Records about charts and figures

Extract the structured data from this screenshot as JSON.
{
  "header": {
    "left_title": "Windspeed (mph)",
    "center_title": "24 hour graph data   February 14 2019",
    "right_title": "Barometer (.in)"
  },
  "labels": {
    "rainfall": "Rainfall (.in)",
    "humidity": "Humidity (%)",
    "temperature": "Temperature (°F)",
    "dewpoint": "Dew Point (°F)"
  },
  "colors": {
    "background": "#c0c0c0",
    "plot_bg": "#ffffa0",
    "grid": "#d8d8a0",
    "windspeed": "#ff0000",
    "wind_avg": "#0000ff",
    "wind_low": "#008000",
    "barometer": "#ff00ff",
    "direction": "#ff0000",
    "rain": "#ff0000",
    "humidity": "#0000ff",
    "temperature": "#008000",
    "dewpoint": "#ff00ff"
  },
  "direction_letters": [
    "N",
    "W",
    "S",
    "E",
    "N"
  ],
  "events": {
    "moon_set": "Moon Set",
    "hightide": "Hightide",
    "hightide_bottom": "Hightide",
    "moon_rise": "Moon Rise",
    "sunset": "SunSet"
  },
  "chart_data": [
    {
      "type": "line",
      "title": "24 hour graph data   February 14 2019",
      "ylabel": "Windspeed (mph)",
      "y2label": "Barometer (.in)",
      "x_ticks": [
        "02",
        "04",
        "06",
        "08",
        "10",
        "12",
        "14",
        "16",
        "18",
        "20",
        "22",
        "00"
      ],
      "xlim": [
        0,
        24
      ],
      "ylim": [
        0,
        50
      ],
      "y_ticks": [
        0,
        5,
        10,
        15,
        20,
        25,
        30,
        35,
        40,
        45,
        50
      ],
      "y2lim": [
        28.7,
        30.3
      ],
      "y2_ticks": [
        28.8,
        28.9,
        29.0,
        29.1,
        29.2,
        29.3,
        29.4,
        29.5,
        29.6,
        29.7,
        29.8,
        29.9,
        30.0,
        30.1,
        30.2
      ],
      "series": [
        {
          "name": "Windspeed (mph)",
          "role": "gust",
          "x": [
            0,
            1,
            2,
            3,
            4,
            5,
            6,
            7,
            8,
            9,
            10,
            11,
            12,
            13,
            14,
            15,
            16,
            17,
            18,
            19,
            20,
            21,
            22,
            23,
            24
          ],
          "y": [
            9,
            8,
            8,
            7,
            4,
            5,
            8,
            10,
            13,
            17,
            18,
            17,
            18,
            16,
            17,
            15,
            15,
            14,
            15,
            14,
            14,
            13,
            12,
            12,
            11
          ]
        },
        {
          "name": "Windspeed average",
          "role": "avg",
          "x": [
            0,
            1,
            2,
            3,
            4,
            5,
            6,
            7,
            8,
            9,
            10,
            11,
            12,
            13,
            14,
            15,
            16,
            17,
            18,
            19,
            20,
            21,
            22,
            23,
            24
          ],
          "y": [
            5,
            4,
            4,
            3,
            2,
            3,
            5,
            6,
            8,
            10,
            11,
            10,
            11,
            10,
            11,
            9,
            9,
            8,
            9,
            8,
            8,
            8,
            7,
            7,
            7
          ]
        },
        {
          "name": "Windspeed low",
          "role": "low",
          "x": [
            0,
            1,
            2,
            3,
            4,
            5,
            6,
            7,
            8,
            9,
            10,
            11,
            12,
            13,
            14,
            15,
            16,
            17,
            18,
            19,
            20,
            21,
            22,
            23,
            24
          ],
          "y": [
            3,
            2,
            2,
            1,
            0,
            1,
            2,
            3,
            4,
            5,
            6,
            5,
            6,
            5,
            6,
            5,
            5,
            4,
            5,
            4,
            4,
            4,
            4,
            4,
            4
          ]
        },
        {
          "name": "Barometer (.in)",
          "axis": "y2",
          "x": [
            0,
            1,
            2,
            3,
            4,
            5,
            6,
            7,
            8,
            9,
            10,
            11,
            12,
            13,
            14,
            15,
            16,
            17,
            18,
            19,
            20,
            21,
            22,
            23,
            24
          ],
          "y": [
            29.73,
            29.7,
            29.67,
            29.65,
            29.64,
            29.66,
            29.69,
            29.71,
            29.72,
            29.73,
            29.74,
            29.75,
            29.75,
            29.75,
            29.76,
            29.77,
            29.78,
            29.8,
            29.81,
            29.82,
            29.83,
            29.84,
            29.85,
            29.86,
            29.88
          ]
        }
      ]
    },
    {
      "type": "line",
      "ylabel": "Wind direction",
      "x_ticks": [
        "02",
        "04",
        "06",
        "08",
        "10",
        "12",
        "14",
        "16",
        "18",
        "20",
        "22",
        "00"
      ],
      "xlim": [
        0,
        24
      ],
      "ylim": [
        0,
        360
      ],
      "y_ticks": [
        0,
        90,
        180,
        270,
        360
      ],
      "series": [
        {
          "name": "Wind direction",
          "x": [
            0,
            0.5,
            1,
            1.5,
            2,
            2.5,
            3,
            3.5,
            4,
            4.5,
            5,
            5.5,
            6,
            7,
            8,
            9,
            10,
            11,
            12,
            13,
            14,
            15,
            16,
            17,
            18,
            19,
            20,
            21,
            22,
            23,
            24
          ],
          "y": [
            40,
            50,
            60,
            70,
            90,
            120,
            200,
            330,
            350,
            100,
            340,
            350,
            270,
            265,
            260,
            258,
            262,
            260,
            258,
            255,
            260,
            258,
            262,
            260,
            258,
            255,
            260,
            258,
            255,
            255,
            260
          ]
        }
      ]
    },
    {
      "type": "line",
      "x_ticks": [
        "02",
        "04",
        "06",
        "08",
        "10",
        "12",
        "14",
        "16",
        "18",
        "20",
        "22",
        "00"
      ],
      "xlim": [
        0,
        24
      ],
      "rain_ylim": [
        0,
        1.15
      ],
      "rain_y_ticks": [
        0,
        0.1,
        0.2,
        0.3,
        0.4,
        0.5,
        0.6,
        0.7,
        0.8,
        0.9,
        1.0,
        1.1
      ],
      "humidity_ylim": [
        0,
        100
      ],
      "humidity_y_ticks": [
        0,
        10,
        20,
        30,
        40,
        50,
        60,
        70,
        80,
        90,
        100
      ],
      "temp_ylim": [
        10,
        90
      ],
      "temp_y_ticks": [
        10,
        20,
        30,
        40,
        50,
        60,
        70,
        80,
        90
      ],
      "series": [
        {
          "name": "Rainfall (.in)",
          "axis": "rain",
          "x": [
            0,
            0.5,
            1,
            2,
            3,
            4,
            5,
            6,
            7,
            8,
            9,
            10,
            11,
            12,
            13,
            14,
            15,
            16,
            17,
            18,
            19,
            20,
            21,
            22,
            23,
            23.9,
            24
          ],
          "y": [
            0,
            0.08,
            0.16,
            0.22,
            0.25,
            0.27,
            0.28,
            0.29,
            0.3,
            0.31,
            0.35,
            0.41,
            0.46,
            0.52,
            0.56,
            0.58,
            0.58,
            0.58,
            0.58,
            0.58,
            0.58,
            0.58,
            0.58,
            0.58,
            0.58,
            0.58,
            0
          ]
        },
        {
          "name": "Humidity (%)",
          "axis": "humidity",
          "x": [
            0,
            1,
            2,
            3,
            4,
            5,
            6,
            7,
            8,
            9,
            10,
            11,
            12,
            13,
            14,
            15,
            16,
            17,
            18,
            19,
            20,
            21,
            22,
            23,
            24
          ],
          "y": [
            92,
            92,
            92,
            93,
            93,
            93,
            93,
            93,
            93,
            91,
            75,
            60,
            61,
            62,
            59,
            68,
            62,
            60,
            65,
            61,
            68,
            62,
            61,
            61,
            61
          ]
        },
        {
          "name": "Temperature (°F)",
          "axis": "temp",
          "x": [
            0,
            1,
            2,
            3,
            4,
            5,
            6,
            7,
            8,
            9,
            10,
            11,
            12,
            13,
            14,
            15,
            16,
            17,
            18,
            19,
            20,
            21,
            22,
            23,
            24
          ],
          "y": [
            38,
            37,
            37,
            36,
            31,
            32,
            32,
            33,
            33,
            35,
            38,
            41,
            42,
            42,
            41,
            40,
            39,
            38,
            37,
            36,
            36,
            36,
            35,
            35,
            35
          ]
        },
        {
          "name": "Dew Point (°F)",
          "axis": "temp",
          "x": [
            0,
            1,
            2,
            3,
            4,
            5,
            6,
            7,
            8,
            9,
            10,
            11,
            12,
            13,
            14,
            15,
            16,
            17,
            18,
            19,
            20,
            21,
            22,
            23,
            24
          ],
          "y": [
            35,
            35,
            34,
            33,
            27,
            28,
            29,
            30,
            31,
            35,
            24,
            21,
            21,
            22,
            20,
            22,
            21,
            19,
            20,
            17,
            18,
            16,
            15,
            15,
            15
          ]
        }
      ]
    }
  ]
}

Task requirements →
How many of the lines above include the string "graph"? Reply with the number by itself.

Complete answer →
2